§ **Stated problem**
Wherever the word "title" appears in the entries, copy the whole line.

— Start Input for this task —

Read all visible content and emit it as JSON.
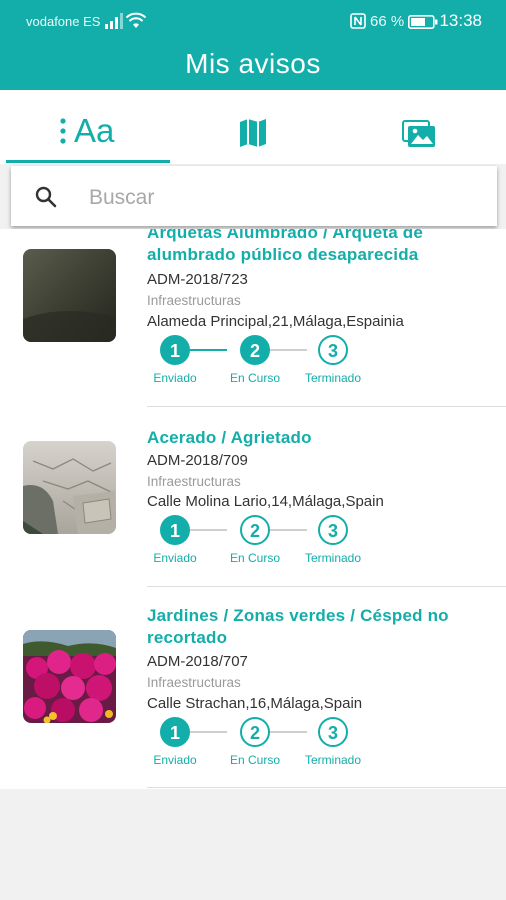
{
  "status_bar": {
    "carrier": "vodafone ES",
    "battery_percent": "66 %",
    "time": "13:38"
  },
  "app_bar": {
    "title": "Mis avisos"
  },
  "tabs": [
    {
      "label": "Aa",
      "icon": "text-list-icon",
      "selected": true
    },
    {
      "label": "",
      "icon": "map-icon",
      "selected": false
    },
    {
      "label": "",
      "icon": "gallery-icon",
      "selected": false
    }
  ],
  "search": {
    "placeholder": "Buscar",
    "value": ""
  },
  "items": [
    {
      "title": "Arquetas Alumbrado / Arqueta de alumbrado público desaparecida",
      "code": "ADM-2018/723",
      "category": "Infraestructuras",
      "address": "Alameda Principal,21,Málaga,Espainia",
      "steps_completed": 2
    },
    {
      "title": "Acerado / Agrietado",
      "code": "ADM-2018/709",
      "category": "Infraestructuras",
      "address": "Calle Molina Lario,14,Málaga,Spain",
      "steps_completed": 1
    },
    {
      "title": "Jardines / Zonas verdes / Césped no recortado",
      "code": "ADM-2018/707",
      "category": "Infraestructuras",
      "address": "Calle Strachan,16,Málaga,Spain",
      "steps_completed": 1
    }
  ],
  "stepper": {
    "steps": [
      {
        "number": "1",
        "label": "Enviado"
      },
      {
        "number": "2",
        "label": "En Curso"
      },
      {
        "number": "3",
        "label": "Terminado"
      }
    ]
  },
  "colors": {
    "accent": "#13aeaa",
    "text": "#333333",
    "muted": "#9a9a9a"
  }
}
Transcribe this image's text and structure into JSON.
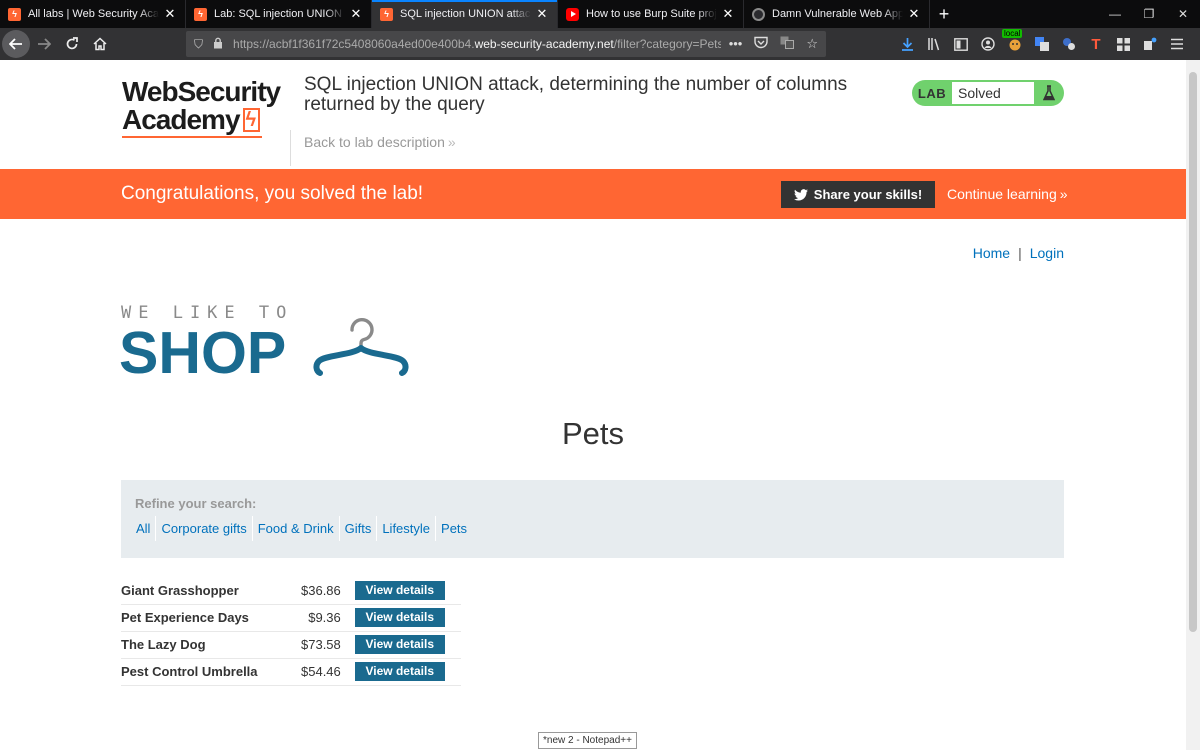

— End Input for this task —

§ **The completed task**
    "title": "Mis avisos"
      "title": "Arquetas Alumbrado / Arqueta de alumbrado público desaparecida",
      "title": "Acerado / Agrietado",
      "title": "Jardines / Zonas verdes / Césped no recortado",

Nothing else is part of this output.